# Passage given
VoxForge
Hi,
congratulations for this valuable project! I'd like to start experimenting with HTK and have a few questions.
1) Where do I find english documentation for Julius? On the Japanese sourceforge site first of all I see a lot of '?????'. Is it an alternative to HTK, or do I need to install it?
2) Will there be any compiled Acoustic Models (trained HMMs)? This is what I thought to find below downloads->acoustic models, instead there are word-phoneme dictionaries. Probably I am misunderstanding something?
3) If I submit speech, do I just have to provide a text transcription, or also a phonetic transcription? What list of phonemes do you use? The format of the text transcriptions seems to differ between the corpora, which rules should I follow?
4) Is there a standard, how the MFCC coefficients are calculated? There are a lot of options concerning frequency bands, triangular/hamming filter functions in mel/linear space etc.
Arno
--- (Edited on 12/15/2006 1:51 pm [GMT-0600] by Visitor) ---
Hi Arno,
>1) Where do I find english documentation for Julius? On the Japanese sourceforge site first of all I see a lot of '?????'. Is it an alternative to HTK, or do I need to install it?
The english documentation is there - the Japanese Website is under maintenance (I just used Google's translation service to get this message). It is also included on this website under Docs.
You can use HTK's HVite as well as Julius as your Speech Recognition Engine. Julius uses Acoustic Models created with the HTK toolkit. Julius uses a modified BSD type license, whereas HTK does not permit distribution of the software (you can still distribute any AMs you create with HTK).
>2) Will there be any compiled Acoustic Models (trained HMMs)? This is what I thought to find below downloads->acoustic models, instead there are word-phoneme dictionaries. Probably I am misunderstanding something?
Yes - look again ... under http://www.repository.voxforge1.org/downloads/builds/0.1.1-build726/ and download a Julius/HTK AM; You can also try the QuickStart Download which has everything you need to get started with Julius.
>3) If I submit speech, do I just have to provide a text transcription, or also a phonetic transcription? What list of phonemes do you use? The format of the text transcriptions seems to differ between the corpora, which rules should I follow?
The VoxForge Submit Speech link walks you through everything you need to know. Basically you read off some phonetically balanced prompts (which we provide), and record wav files using Audacity. No phoneme list required.
If you want to use your own text you can, just make sure you submit uncompressed wav files (or lossless compressed) along with your word level transcriptions.
>4) Is there a standard, how the MFCC coefficients are calculated? There are a lot of options concerning frequency bands, triangular/hamming filter functions in mel/linear space etc.
Julius basically reduced the options in this regard because it could only accept certain types of MFCC files. The newer Julius versions of Julius no longer have this limitation - I have not had a chance to experiment with the different options yet.
Since we are collecting wav audio, rather than MFCC files, we can convert the wav files to whatever MFCC format that works the best.
Hope that helps,
Ken
--- (Edited on 12/15/2006 3:52 pm [GMT-0600] by Visitor) ---
Ken,
thanks for your reply. Most of my initial problems are solved now. In an attempt to better understand the structure of the voxforge documentation, I wonder if I could have found the Quickstart download link anywhere exept in your reply? If yes, I might find answers to later questions in the same location...

# Information shown
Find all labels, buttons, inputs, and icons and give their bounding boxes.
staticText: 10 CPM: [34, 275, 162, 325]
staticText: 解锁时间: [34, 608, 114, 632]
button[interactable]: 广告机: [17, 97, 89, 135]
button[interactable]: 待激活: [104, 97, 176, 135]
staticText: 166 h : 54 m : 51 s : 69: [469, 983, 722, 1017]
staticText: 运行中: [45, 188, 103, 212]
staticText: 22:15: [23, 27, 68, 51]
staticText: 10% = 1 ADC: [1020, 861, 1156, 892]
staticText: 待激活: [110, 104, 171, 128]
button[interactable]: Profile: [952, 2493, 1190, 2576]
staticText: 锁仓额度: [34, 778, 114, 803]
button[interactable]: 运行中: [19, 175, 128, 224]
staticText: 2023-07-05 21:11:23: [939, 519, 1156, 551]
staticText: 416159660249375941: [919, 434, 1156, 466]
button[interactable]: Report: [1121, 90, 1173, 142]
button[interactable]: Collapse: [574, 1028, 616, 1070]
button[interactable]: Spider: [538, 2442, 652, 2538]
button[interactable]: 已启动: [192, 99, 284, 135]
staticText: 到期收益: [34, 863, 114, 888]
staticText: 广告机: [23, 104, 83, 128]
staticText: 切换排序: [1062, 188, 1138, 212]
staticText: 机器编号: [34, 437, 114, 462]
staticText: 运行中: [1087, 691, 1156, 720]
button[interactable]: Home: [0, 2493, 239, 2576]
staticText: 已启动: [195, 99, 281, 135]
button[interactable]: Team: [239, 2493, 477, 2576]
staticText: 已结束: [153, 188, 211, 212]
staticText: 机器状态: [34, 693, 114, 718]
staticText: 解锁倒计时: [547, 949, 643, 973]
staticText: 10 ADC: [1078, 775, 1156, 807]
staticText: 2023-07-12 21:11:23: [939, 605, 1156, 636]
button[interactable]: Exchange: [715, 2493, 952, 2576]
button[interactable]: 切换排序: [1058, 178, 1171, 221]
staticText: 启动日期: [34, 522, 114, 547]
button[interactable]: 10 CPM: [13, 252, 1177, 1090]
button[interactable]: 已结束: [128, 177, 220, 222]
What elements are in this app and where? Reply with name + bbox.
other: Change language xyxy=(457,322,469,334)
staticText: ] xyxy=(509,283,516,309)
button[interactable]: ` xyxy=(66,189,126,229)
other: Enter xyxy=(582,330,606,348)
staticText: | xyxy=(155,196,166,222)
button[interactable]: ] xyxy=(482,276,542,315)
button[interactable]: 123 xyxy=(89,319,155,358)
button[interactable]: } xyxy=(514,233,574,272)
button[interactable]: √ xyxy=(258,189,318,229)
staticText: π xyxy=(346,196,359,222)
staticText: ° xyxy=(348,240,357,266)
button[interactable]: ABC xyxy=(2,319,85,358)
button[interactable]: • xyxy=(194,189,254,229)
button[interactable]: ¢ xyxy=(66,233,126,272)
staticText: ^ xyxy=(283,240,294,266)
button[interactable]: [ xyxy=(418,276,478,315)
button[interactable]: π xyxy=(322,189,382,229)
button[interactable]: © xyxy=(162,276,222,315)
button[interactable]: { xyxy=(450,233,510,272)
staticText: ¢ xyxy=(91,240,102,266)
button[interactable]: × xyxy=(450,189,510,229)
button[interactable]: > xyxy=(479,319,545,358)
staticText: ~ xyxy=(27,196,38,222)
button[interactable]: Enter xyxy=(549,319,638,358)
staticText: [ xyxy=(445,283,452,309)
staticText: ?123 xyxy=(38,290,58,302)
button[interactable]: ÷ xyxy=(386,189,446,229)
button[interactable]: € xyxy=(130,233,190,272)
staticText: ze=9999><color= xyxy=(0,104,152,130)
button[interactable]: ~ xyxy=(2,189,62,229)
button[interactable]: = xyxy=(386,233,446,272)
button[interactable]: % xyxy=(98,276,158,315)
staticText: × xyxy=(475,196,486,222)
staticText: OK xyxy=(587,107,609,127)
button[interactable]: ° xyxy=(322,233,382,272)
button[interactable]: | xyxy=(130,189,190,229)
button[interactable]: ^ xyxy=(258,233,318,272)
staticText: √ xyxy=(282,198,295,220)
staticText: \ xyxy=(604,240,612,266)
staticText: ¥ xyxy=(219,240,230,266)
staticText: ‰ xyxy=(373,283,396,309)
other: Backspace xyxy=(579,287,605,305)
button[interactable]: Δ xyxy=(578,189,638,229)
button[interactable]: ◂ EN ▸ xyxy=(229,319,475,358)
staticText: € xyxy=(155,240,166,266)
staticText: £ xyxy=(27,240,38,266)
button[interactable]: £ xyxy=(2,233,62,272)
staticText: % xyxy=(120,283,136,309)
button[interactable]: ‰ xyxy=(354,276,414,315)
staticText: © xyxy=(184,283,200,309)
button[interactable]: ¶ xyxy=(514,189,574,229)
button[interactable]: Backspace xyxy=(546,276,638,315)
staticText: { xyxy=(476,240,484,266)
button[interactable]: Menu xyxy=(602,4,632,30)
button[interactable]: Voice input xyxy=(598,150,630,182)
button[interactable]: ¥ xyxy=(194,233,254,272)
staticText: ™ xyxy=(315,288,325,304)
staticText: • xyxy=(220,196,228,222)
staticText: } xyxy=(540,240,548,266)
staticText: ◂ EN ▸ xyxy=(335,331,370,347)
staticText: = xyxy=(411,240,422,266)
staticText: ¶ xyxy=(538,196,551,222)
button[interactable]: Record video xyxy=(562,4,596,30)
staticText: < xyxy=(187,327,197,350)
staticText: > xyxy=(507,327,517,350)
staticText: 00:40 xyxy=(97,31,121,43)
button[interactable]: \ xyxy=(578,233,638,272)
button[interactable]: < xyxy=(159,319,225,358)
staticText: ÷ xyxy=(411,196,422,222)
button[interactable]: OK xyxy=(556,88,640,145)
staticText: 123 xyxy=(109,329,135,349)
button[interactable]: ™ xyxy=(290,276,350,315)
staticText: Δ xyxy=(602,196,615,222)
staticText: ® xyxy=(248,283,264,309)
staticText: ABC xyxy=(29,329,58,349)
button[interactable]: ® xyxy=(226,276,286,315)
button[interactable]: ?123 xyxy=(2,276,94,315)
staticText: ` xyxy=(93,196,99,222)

# Problems to work on
[a] In the VoxForge thread, can you condense the paragraph beginning "You can use HTK's HVite" into a short bulleted list that keeps its main facts?
[b] Can you retype the VoxForge thread from "The VoxForge Submit" to "word level transcriptions.", changing nothing?
The material stands apart from the VoxForge thread.

# Final answers
[a]
- HTK's HVite or Julius can serve as the speech recognition engine.
- Julius uses acoustic models created with the HTK toolkit.
- Julius has a modified BSD-type license.
- HTK does not permit distribution of the software, but acoustic models created with it can still be distributed.

[b]
The VoxForge Submit Speech link walks you through everything you need to know. Basically you read off some phonetically balanced prompts (which we provide), and record wav files using Audacity. No phoneme list required.
If you want to use your own text you can, just make sure you submit uncompressed wav files (or lossless compressed) along with your word level transcriptions.